Task to complete:
Copy every line that mentions the word "icon".

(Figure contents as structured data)
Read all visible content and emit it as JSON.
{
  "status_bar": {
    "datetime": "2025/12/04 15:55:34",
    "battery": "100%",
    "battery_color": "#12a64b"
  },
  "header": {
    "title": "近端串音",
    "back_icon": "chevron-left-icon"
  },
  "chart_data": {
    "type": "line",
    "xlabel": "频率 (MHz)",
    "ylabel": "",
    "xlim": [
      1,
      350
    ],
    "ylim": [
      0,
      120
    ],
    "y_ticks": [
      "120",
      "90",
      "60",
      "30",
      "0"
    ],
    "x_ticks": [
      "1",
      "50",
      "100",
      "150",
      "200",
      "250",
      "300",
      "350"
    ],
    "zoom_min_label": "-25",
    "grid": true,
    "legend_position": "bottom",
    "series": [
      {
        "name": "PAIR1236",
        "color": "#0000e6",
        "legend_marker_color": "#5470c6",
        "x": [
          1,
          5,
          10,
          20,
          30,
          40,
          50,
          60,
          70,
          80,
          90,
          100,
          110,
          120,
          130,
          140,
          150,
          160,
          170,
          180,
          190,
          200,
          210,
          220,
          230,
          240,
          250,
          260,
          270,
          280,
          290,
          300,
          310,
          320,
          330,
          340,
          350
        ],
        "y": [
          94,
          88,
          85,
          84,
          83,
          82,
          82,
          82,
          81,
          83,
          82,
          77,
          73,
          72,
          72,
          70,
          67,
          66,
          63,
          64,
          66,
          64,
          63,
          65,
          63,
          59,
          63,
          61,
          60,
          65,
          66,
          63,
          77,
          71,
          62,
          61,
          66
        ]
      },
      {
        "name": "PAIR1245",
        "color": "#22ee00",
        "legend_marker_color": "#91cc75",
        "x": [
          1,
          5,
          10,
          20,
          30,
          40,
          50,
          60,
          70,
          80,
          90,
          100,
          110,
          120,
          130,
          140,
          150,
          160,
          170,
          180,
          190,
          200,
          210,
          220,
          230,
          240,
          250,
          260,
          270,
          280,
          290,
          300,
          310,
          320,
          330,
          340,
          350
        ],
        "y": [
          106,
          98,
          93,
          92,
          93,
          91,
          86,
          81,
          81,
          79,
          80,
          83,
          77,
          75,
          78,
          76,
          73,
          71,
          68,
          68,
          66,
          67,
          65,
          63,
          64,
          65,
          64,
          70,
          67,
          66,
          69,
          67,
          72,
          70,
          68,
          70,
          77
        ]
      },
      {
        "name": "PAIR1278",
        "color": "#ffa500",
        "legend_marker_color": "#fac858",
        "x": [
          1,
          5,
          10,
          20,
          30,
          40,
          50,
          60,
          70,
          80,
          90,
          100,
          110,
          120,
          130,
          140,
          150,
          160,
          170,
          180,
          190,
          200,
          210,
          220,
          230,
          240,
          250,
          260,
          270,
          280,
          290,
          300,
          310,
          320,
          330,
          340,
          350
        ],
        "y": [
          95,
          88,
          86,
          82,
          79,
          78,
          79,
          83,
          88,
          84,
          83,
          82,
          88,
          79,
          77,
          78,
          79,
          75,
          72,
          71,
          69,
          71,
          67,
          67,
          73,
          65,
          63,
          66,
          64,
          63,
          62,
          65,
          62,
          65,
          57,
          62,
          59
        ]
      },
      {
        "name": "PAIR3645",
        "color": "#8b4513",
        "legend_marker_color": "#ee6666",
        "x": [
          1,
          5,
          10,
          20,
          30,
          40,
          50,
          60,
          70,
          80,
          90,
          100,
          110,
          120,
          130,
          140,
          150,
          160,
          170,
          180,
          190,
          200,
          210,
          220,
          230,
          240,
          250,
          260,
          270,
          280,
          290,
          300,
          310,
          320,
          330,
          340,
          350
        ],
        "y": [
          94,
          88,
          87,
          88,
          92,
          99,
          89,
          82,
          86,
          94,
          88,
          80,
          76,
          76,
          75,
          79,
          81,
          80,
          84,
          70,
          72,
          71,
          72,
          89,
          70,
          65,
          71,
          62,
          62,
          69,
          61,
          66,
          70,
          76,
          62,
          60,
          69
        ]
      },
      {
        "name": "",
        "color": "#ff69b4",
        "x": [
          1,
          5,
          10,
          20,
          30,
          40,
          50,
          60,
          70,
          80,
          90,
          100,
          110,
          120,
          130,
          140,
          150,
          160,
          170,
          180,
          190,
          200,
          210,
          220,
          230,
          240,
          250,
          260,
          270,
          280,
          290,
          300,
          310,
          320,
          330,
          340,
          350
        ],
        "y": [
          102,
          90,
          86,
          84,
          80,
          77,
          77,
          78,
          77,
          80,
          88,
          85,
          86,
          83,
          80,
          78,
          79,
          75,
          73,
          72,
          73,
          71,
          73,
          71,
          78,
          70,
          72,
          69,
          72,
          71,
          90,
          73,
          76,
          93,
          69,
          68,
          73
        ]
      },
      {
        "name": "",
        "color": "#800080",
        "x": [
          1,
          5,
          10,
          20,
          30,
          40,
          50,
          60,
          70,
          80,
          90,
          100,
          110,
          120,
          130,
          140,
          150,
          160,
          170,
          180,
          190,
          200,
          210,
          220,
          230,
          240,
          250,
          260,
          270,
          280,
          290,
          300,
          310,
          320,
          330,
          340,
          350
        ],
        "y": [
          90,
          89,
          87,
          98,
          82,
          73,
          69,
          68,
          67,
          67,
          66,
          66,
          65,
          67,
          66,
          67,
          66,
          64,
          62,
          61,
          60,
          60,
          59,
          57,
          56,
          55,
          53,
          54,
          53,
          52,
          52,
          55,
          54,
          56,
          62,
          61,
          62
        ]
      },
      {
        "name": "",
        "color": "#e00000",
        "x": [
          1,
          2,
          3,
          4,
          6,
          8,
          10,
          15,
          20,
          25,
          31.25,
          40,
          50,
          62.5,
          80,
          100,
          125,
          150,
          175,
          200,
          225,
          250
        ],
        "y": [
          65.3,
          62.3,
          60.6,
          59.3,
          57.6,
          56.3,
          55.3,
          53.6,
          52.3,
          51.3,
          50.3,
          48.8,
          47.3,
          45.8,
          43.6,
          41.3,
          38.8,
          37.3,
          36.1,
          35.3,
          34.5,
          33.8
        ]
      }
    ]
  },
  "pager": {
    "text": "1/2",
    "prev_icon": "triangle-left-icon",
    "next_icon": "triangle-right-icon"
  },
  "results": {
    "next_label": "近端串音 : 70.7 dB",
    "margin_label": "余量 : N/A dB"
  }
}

Exercise output:
    "back_icon": "chevron-left-icon"
    "prev_icon": "triangle-left-icon",
    "next_icon": "triangle-right-icon"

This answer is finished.